**WORK INSTRUCTIONS:** Drop the pictures, then extract the listing word for word.

[Recorded data]
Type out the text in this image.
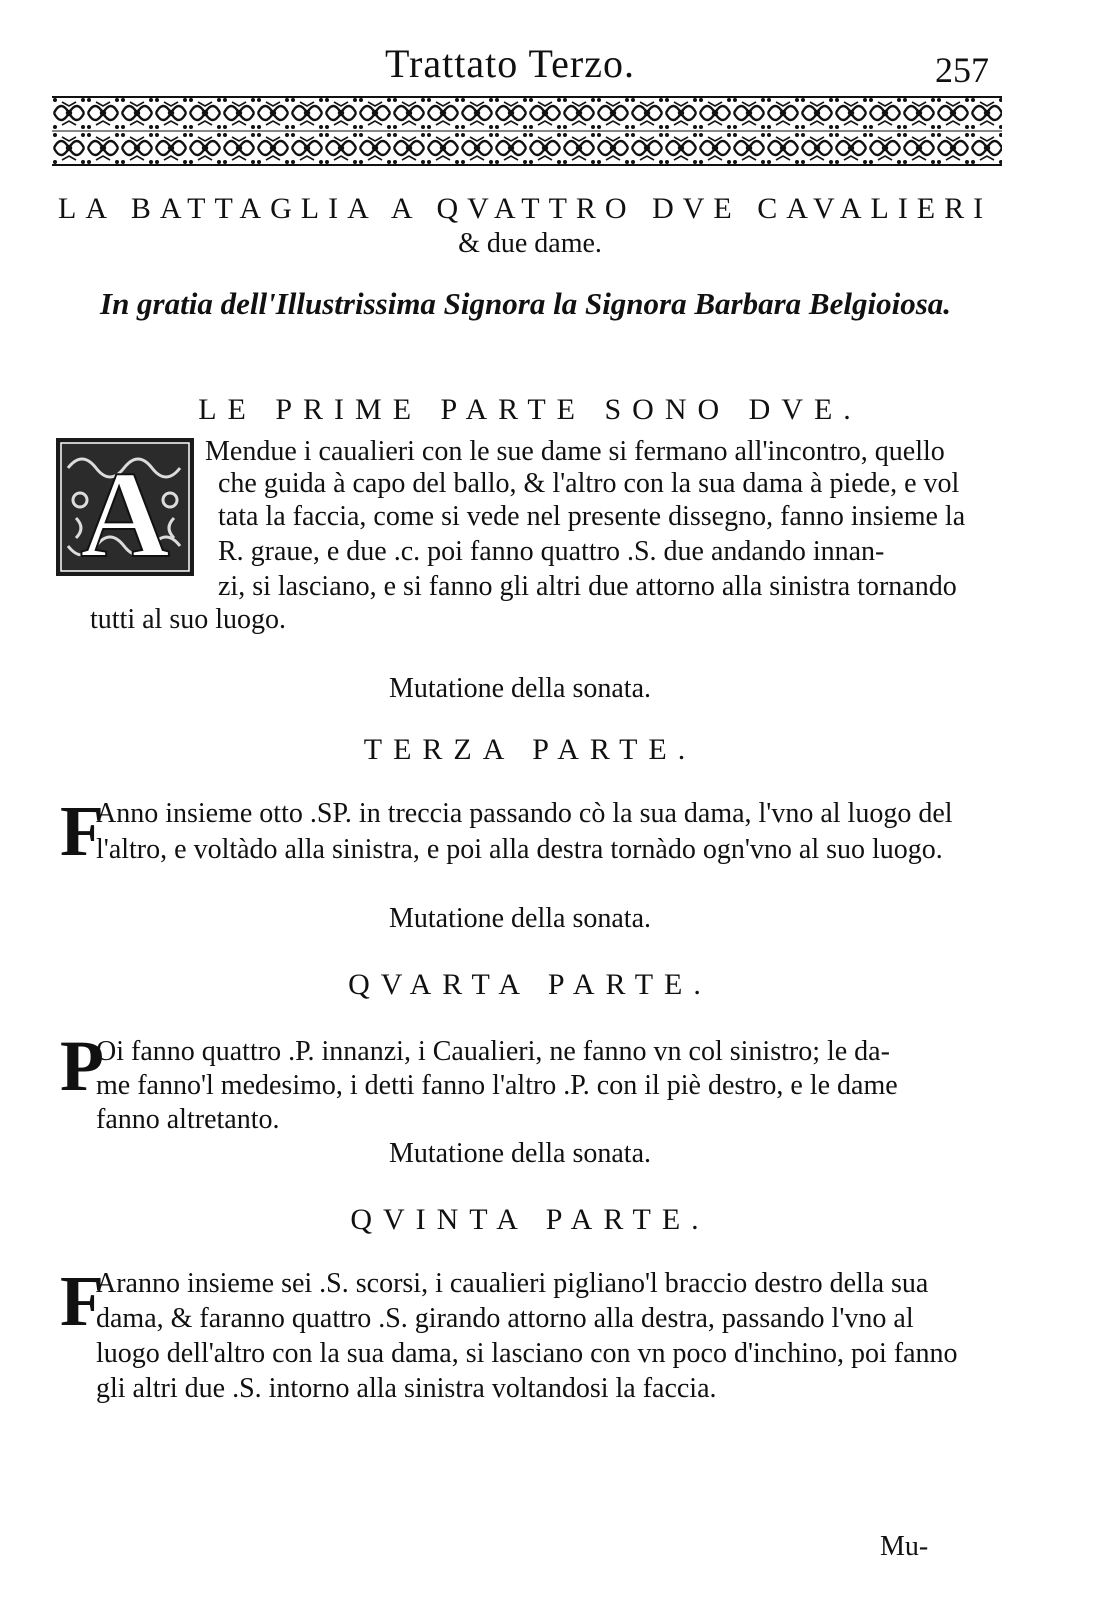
Trattato Terzo.	257
LA BATTAGLIA A QVATTRO DVE CAVALIERI
& due dame.
In gratia dell'Illustrissima Signora la Signora Barbara Belgioiosa.
LE PRIME PARTE SONO DVE.
A Mendue i caualieri con le sue dame si fermano all'incontro, quello
che guida à capo del ballo, & l'altro con la sua dama à piede, e vol
tata la faccia, come si vede nel presente dissegno, fanno insieme la
R. graue, e due .c. poi fanno quattro .S. due andando innan-
zi, si lasciano, e si fanno gli altri due attorno alla sinistra tornando
tutti al suo luogo.
Mutatione della sonata.
TERZA PARTE.
F
Anno insieme otto .SP. in treccia passando cò la sua dama, l'vno al luogo del
l'altro, e voltàdo alla sinistra, e poi alla destra tornàdo ogn'vno al suo luogo.
Mutatione della sonata.
QVARTA PARTE.
P
Oi fanno quattro .P. innanzi, i Caualieri, ne fanno vn col sinistro; le da-
me fanno'l medesimo, i detti fanno l'altro .P. con il piè destro, e le dame
fanno altretanto.
Mutatione della sonata.
QVINTA PARTE.
F
Aranno insieme sei .S. scorsi, i caualieri pigliano'l braccio destro della sua
dama, & faranno quattro .S. girando attorno alla destra, passando l'vno al
luogo dell'altro con la sua dama, si lasciano con vn poco d'inchino, poi fanno
gli altri due .S. intorno alla sinistra voltandosi la faccia.
Mu-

**COMPLETE OUTPUT:**
Type out the text in this image.
Trattato Terzo.	257
LA BATTAGLIA A QVATTRO DVE CAVALIERI
& due dame.
In gratia dell'Illustrissima Signora la Signora Barbara Belgioiosa.
LE PRIME PARTE SONO DVE.
A Mendue i caualieri con le sue dame si fermano all'incontro, quello
che guida à capo del ballo, & l'altro con la sua dama à piede, e vol
tata la faccia, come si vede nel presente dissegno, fanno insieme la
R. graue, e due .c. poi fanno quattro .S. due andando innan-
zi, si lasciano, e si fanno gli altri due attorno alla sinistra tornando
tutti al suo luogo.
Mutatione della sonata.
TERZA PARTE.
F
Anno insieme otto .SP. in treccia passando cò la sua dama, l'vno al luogo del
l'altro, e voltàdo alla sinistra, e poi alla destra tornàdo ogn'vno al suo luogo.
Mutatione della sonata.
QVARTA PARTE.
P
Oi fanno quattro .P. innanzi, i Caualieri, ne fanno vn col sinistro; le da-
me fanno'l medesimo, i detti fanno l'altro .P. con il piè destro, e le dame
fanno altretanto.
Mutatione della sonata.
QVINTA PARTE.
F
Aranno insieme sei .S. scorsi, i caualieri pigliano'l braccio destro della sua
dama, & faranno quattro .S. girando attorno alla destra, passando l'vno al
luogo dell'altro con la sua dama, si lasciano con vn poco d'inchino, poi fanno
gli altri due .S. intorno alla sinistra voltandosi la faccia.
Mu-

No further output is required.